## Problem
Count the lines below that contain the word "Choose", and give only that number.

_ _ _ _ _

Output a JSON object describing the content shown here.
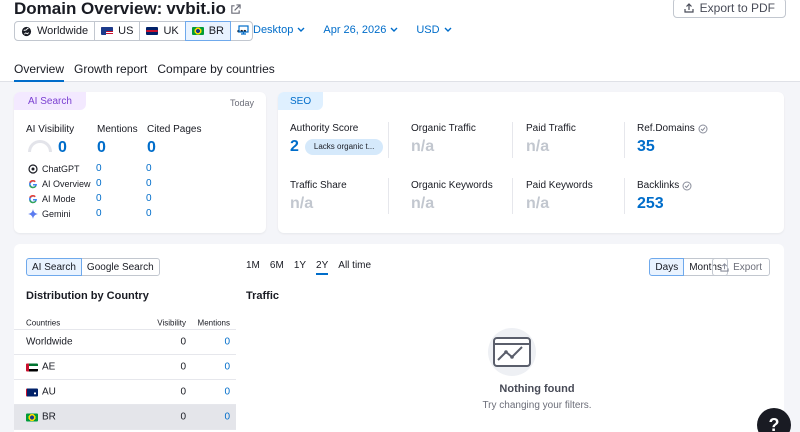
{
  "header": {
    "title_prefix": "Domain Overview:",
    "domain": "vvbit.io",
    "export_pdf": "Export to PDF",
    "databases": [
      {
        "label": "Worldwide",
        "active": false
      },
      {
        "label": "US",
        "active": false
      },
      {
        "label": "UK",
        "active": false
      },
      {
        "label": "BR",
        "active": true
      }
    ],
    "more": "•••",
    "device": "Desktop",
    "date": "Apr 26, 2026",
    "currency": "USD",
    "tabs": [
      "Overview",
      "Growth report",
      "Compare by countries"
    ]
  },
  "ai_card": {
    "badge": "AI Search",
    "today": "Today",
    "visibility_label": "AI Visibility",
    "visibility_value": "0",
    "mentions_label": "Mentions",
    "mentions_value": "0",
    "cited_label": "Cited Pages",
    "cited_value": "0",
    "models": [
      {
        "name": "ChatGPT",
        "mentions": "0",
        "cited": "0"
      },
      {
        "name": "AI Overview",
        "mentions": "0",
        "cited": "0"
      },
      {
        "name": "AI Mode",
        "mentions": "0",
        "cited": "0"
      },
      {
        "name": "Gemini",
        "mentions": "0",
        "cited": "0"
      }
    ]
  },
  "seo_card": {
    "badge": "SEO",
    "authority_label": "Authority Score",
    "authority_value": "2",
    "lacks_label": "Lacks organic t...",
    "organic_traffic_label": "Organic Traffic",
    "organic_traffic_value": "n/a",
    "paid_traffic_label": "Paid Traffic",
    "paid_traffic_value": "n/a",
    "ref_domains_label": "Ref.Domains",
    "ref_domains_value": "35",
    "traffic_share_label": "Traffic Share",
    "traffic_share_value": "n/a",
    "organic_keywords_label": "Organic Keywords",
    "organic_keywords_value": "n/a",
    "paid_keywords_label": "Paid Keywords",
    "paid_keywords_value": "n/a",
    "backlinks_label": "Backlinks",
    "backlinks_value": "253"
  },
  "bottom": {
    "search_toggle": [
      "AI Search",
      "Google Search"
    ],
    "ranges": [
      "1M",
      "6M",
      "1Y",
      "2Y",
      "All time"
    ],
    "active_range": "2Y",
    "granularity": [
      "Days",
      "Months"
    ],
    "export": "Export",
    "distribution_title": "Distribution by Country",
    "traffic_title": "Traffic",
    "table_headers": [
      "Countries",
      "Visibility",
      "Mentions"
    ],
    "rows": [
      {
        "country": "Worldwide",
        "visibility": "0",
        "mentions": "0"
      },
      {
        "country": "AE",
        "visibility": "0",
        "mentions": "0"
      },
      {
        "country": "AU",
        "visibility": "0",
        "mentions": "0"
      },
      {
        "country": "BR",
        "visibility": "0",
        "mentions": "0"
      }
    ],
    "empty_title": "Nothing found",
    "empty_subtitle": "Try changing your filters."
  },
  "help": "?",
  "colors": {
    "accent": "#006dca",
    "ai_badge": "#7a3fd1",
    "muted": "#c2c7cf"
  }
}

_ _ _ _ _

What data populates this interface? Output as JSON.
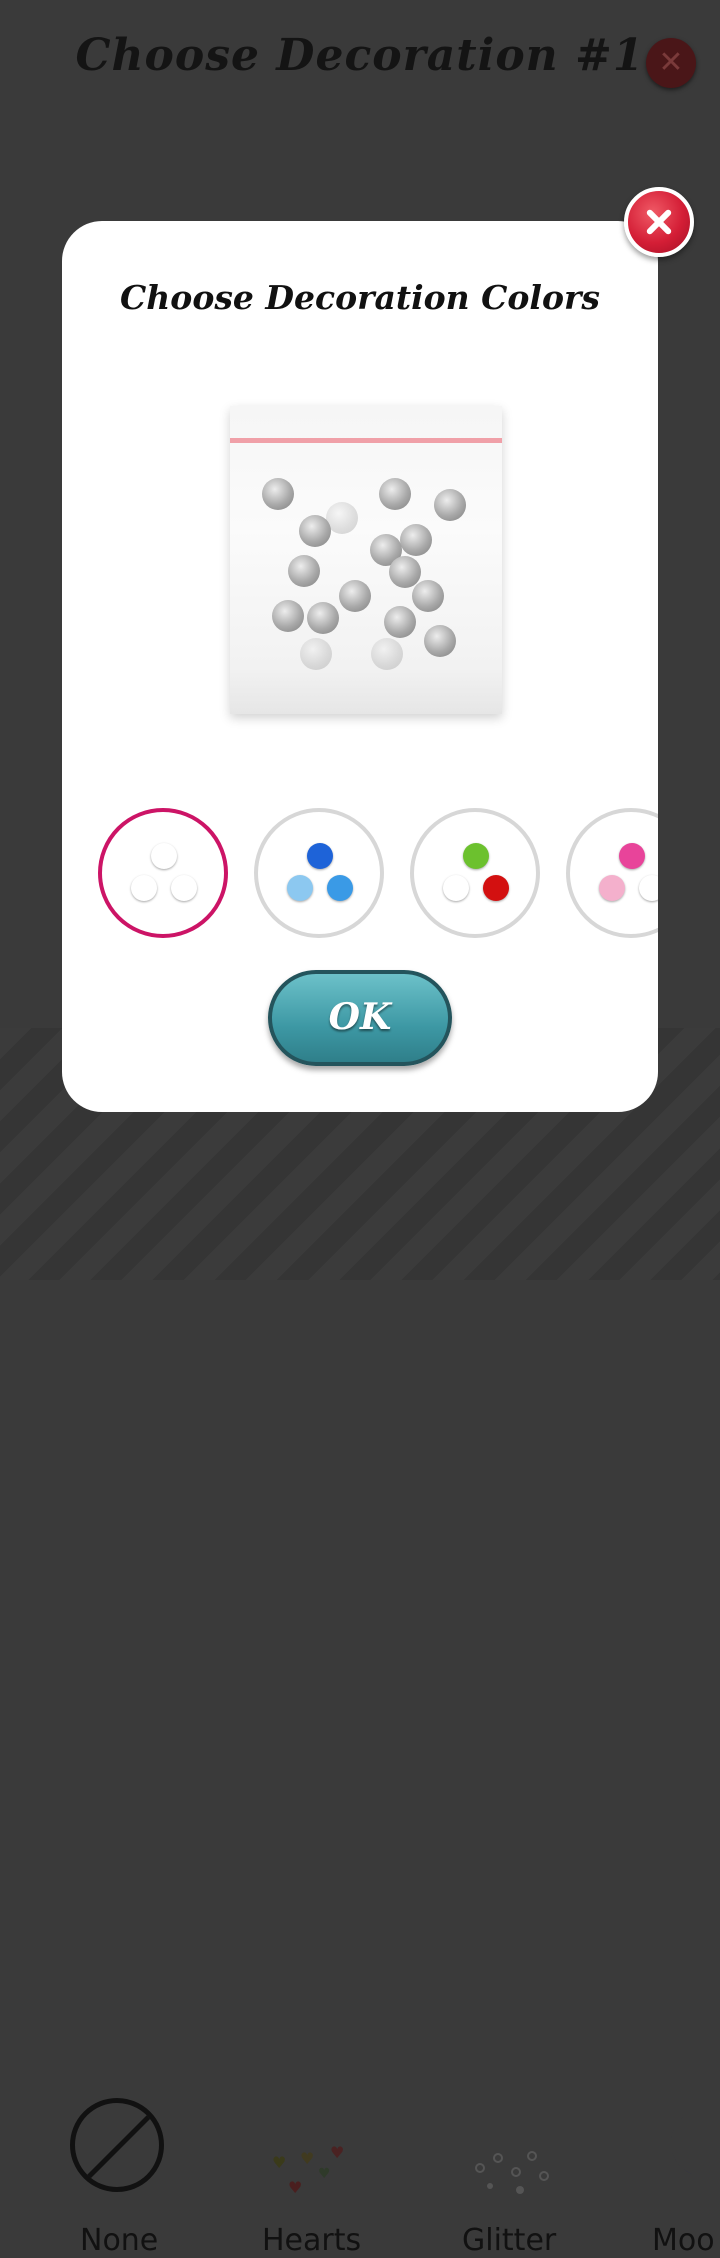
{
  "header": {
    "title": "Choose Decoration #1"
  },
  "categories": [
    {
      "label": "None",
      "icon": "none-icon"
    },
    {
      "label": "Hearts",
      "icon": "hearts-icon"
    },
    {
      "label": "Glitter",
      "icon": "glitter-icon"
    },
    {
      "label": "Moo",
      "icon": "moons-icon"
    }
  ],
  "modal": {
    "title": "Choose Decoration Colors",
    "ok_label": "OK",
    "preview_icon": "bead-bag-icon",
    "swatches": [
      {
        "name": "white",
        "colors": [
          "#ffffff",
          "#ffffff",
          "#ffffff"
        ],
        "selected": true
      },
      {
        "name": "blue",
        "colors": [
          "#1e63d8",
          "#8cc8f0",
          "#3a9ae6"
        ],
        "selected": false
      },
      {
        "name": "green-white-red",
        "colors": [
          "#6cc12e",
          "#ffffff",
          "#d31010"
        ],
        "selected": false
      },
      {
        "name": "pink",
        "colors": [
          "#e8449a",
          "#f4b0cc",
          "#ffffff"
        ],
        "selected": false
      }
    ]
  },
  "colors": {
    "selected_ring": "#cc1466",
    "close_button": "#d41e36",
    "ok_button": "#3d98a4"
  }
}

_ _ _ _ _

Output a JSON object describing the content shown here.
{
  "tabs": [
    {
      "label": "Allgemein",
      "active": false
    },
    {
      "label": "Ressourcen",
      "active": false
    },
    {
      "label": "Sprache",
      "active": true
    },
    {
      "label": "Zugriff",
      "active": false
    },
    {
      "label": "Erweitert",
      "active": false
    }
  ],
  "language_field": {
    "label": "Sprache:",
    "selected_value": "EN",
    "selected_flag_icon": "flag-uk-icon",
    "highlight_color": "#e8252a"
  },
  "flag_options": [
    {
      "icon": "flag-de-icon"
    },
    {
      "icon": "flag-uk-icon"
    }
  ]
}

_ _ _ _ _

## Exercise answer
2